## EXERCISE TASK
Out of all the lines below, count those with the word "JSON". Give the number only.
* begin RECORDS SUPPLIED *
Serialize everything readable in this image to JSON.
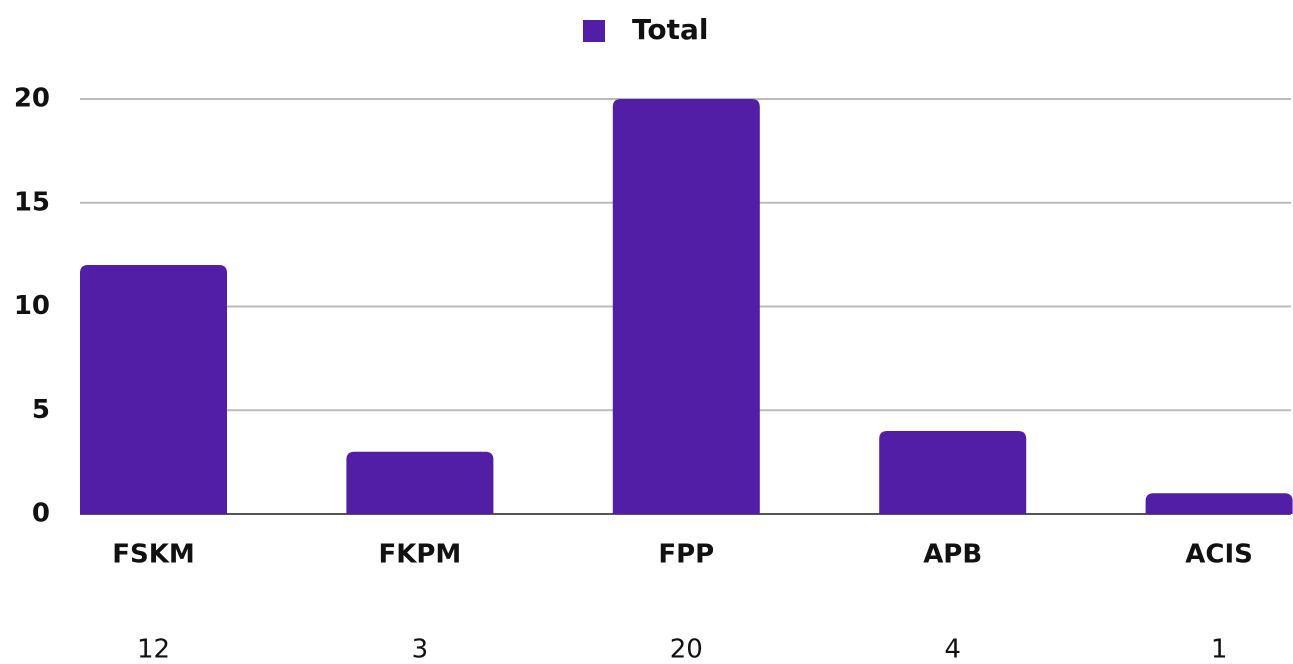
{
  "chart_data": {
    "type": "bar",
    "categories": [
      "FSKM",
      "FKPM",
      "FPP",
      "APB",
      "ACIS"
    ],
    "series": [
      {
        "name": "Total",
        "color": "#521ea6",
        "values": [
          12,
          3,
          20,
          4,
          1
        ]
      }
    ],
    "ylim": [
      0,
      20
    ],
    "yticks": [
      0,
      5,
      10,
      15,
      20
    ],
    "grid": true,
    "legend": "top"
  }
}
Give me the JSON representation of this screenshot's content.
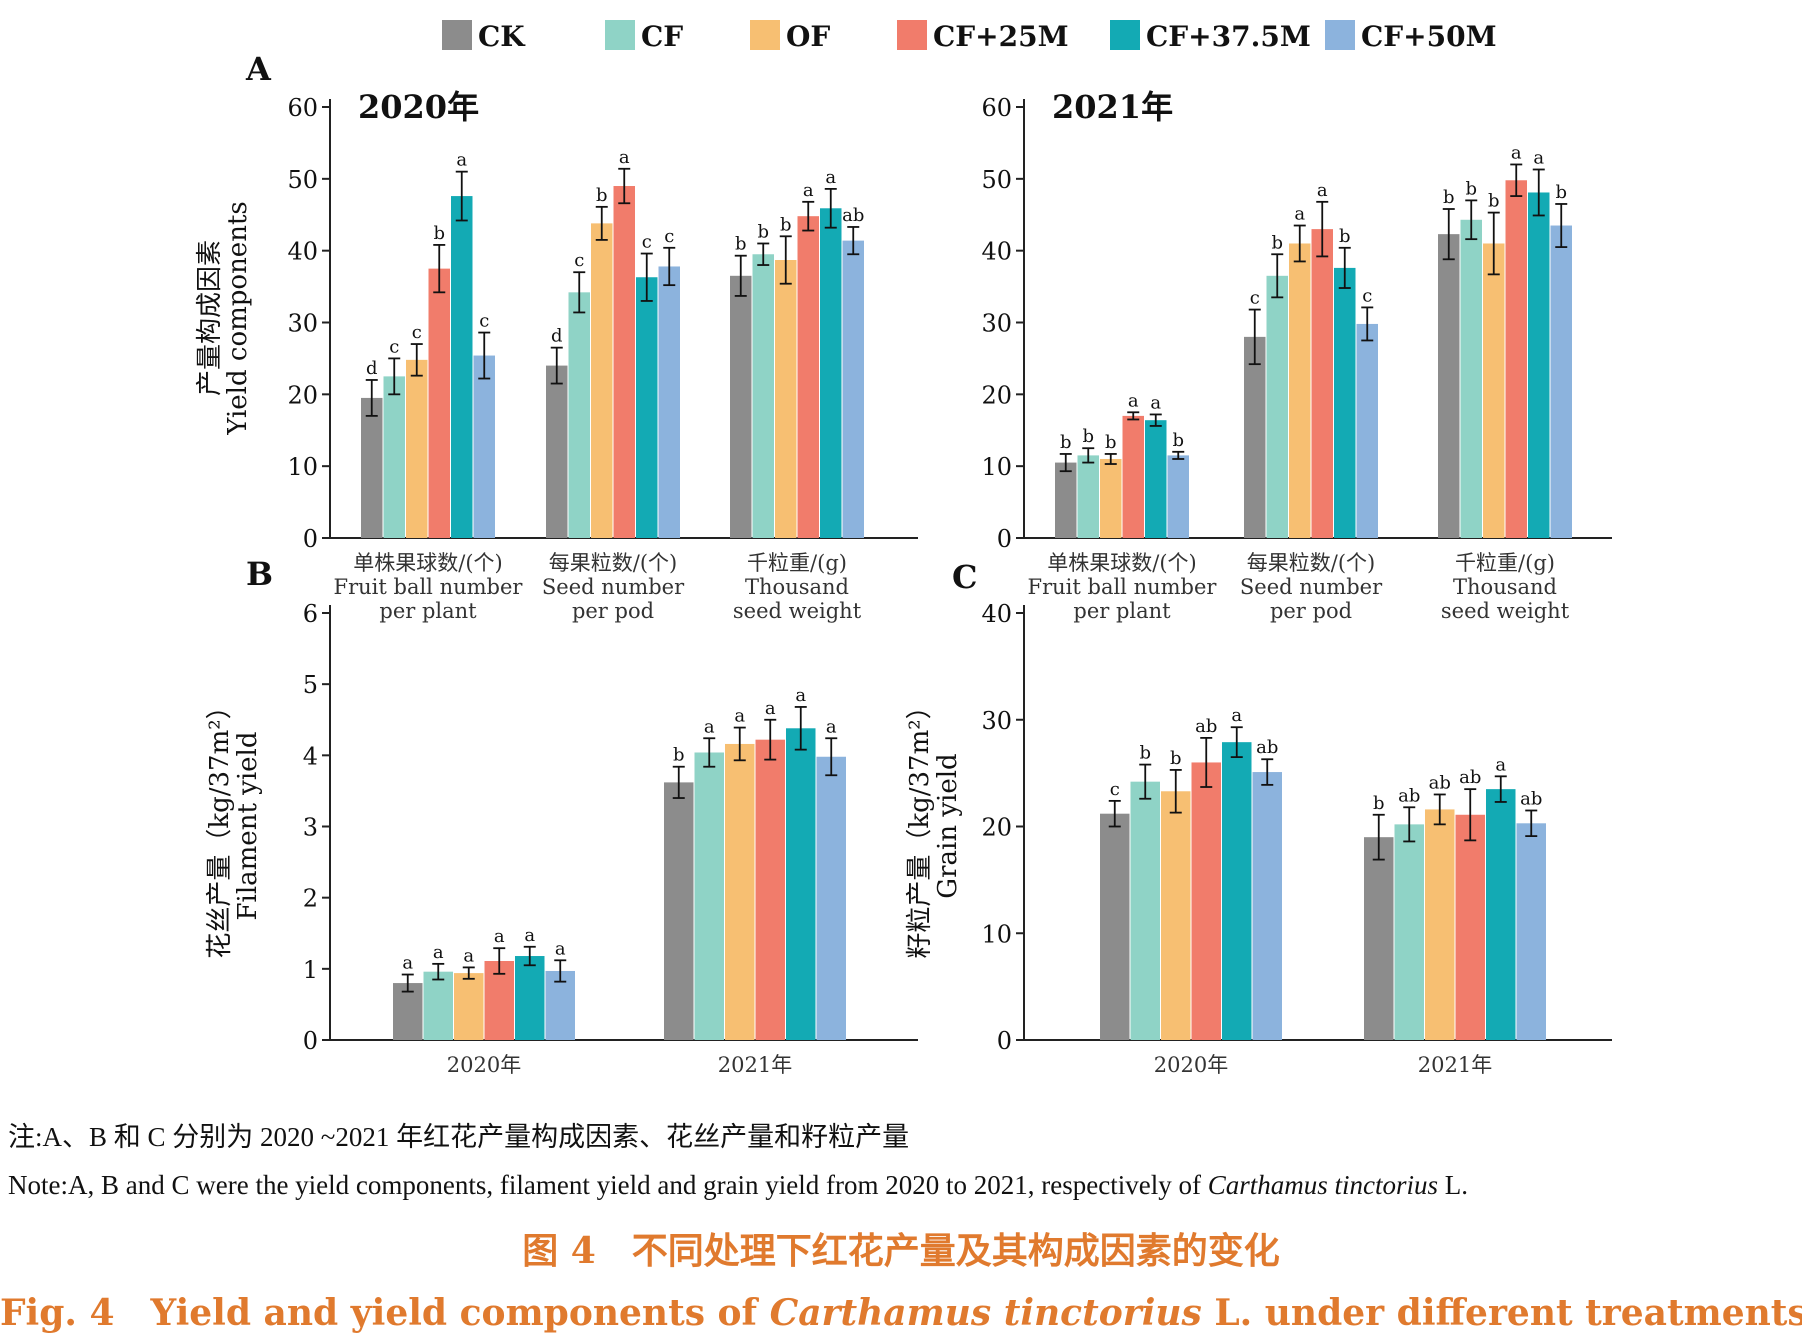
{
  "legend": [
    {
      "label": "CK",
      "color": "#8c8c8c"
    },
    {
      "label": "CF",
      "color": "#8fd3c6"
    },
    {
      "label": "OF",
      "color": "#f7bf72"
    },
    {
      "label": "CF+25M",
      "color": "#f17c6b"
    },
    {
      "label": "CF+37.5M",
      "color": "#13aab4"
    },
    {
      "label": "CF+50M",
      "color": "#8cb3dd"
    }
  ],
  "note": {
    "zh": "注:A、B 和 C 分别为 2020 ~2021 年红花产量构成因素、花丝产量和籽粒产量",
    "en_prefix": "Note:A, B and C were the yield components, filament yield and grain yield from 2020 to 2021, respectively of ",
    "en_species": "Carthamus tinctorius",
    "en_suffix": " L."
  },
  "caption": {
    "zh": "图 4　不同处理下红花产量及其构成因素的变化",
    "en_prefix": "Fig. 4　Yield and yield components of ",
    "en_species": "Carthamus tinctorius",
    "en_suffix": " L.  under different treatments"
  },
  "chart_data": [
    {
      "panel": "A",
      "title": "2020年",
      "type": "bar",
      "ylabel_zh": "产量构成因素",
      "ylabel_en": "Yield components",
      "ylim": [
        0,
        60
      ],
      "yticks": [
        0,
        10,
        20,
        30,
        40,
        50,
        60
      ],
      "categories": [
        [
          "单株果球数/(个)",
          "Fruit ball number",
          "per plant"
        ],
        [
          "每果粒数/(个)",
          "Seed number",
          "per pod"
        ],
        [
          "千粒重/(g)",
          "Thousand",
          "seed weight"
        ]
      ],
      "series": [
        {
          "name": "CK",
          "values": [
            19.5,
            24.0,
            36.5
          ],
          "errors": [
            2.5,
            2.5,
            2.8
          ],
          "letters": [
            "d",
            "d",
            "b"
          ]
        },
        {
          "name": "CF",
          "values": [
            22.5,
            34.2,
            39.5
          ],
          "errors": [
            2.5,
            2.8,
            1.5
          ],
          "letters": [
            "c",
            "c",
            "b"
          ]
        },
        {
          "name": "OF",
          "values": [
            24.8,
            43.8,
            38.7
          ],
          "errors": [
            2.2,
            2.3,
            3.3
          ],
          "letters": [
            "c",
            "b",
            "b"
          ]
        },
        {
          "name": "CF+25M",
          "values": [
            37.5,
            49.0,
            44.8
          ],
          "errors": [
            3.3,
            2.4,
            2.0
          ],
          "letters": [
            "b",
            "a",
            "a"
          ]
        },
        {
          "name": "CF+37.5M",
          "values": [
            47.6,
            36.3,
            45.9
          ],
          "errors": [
            3.4,
            3.3,
            2.7
          ],
          "letters": [
            "a",
            "c",
            "a"
          ]
        },
        {
          "name": "CF+50M",
          "values": [
            25.4,
            37.8,
            41.4
          ],
          "errors": [
            3.2,
            2.6,
            1.9
          ],
          "letters": [
            "c",
            "c",
            "ab"
          ]
        }
      ]
    },
    {
      "panel": "",
      "title": "2021年",
      "type": "bar",
      "ylim": [
        0,
        60
      ],
      "yticks": [
        0,
        10,
        20,
        30,
        40,
        50,
        60
      ],
      "categories": [
        [
          "单株果球数/(个)",
          "Fruit ball number",
          "per plant"
        ],
        [
          "每果粒数/(个)",
          "Seed number",
          "per pod"
        ],
        [
          "千粒重/(g)",
          "Thousand",
          "seed weight"
        ]
      ],
      "series": [
        {
          "name": "CK",
          "values": [
            10.5,
            28.0,
            42.3
          ],
          "errors": [
            1.2,
            3.8,
            3.5
          ],
          "letters": [
            "b",
            "c",
            "b"
          ]
        },
        {
          "name": "CF",
          "values": [
            11.5,
            36.5,
            44.3
          ],
          "errors": [
            1.0,
            3.0,
            2.7
          ],
          "letters": [
            "b",
            "b",
            "b"
          ]
        },
        {
          "name": "OF",
          "values": [
            11.0,
            41.0,
            41.0
          ],
          "errors": [
            0.7,
            2.5,
            4.3
          ],
          "letters": [
            "b",
            "a",
            "b"
          ]
        },
        {
          "name": "CF+25M",
          "values": [
            17.0,
            43.0,
            49.8
          ],
          "errors": [
            0.5,
            3.8,
            2.2
          ],
          "letters": [
            "a",
            "a",
            "a"
          ]
        },
        {
          "name": "CF+37.5M",
          "values": [
            16.4,
            37.6,
            48.1
          ],
          "errors": [
            0.8,
            2.8,
            3.2
          ],
          "letters": [
            "a",
            "b",
            "a"
          ]
        },
        {
          "name": "CF+50M",
          "values": [
            11.5,
            29.8,
            43.5
          ],
          "errors": [
            0.5,
            2.3,
            3.0
          ],
          "letters": [
            "b",
            "c",
            "b"
          ]
        }
      ]
    },
    {
      "panel": "B",
      "title": "",
      "type": "bar",
      "ylabel_zh": "花丝产量（kg/37m²）",
      "ylabel_en": "Filament yield",
      "ylim": [
        0,
        6
      ],
      "yticks": [
        0,
        1,
        2,
        3,
        4,
        5,
        6
      ],
      "categories": [
        [
          "2020年"
        ],
        [
          "2021年"
        ]
      ],
      "series": [
        {
          "name": "CK",
          "values": [
            0.8,
            3.62
          ],
          "errors": [
            0.12,
            0.22
          ],
          "letters": [
            "a",
            "b"
          ]
        },
        {
          "name": "CF",
          "values": [
            0.96,
            4.04
          ],
          "errors": [
            0.11,
            0.2
          ],
          "letters": [
            "a",
            "a"
          ]
        },
        {
          "name": "OF",
          "values": [
            0.94,
            4.16
          ],
          "errors": [
            0.08,
            0.23
          ],
          "letters": [
            "a",
            "a"
          ]
        },
        {
          "name": "CF+25M",
          "values": [
            1.11,
            4.22
          ],
          "errors": [
            0.18,
            0.28
          ],
          "letters": [
            "a",
            "a"
          ]
        },
        {
          "name": "CF+37.5M",
          "values": [
            1.18,
            4.38
          ],
          "errors": [
            0.13,
            0.3
          ],
          "letters": [
            "a",
            "a"
          ]
        },
        {
          "name": "CF+50M",
          "values": [
            0.97,
            3.98
          ],
          "errors": [
            0.15,
            0.26
          ],
          "letters": [
            "a",
            "a"
          ]
        }
      ]
    },
    {
      "panel": "C",
      "title": "",
      "type": "bar",
      "ylabel_zh": "籽粒产量（kg/37m²）",
      "ylabel_en": "Grain yield",
      "ylim": [
        0,
        40
      ],
      "yticks": [
        0,
        10,
        20,
        30,
        40
      ],
      "categories": [
        [
          "2020年"
        ],
        [
          "2021年"
        ]
      ],
      "series": [
        {
          "name": "CK",
          "values": [
            21.2,
            19.0
          ],
          "errors": [
            1.2,
            2.1
          ],
          "letters": [
            "c",
            "b"
          ]
        },
        {
          "name": "CF",
          "values": [
            24.2,
            20.2
          ],
          "errors": [
            1.6,
            1.6
          ],
          "letters": [
            "b",
            "ab"
          ]
        },
        {
          "name": "OF",
          "values": [
            23.3,
            21.6
          ],
          "errors": [
            2.0,
            1.4
          ],
          "letters": [
            "b",
            "ab"
          ]
        },
        {
          "name": "CF+25M",
          "values": [
            26.0,
            21.1
          ],
          "errors": [
            2.3,
            2.4
          ],
          "letters": [
            "ab",
            "ab"
          ]
        },
        {
          "name": "CF+37.5M",
          "values": [
            27.9,
            23.5
          ],
          "errors": [
            1.4,
            1.2
          ],
          "letters": [
            "a",
            "a"
          ]
        },
        {
          "name": "CF+50M",
          "values": [
            25.1,
            20.3
          ],
          "errors": [
            1.2,
            1.2
          ],
          "letters": [
            "ab",
            "ab"
          ]
        }
      ]
    }
  ]
}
* end RECORDS SUPPLIED *
## OUTPUT FOR THIS TASK
2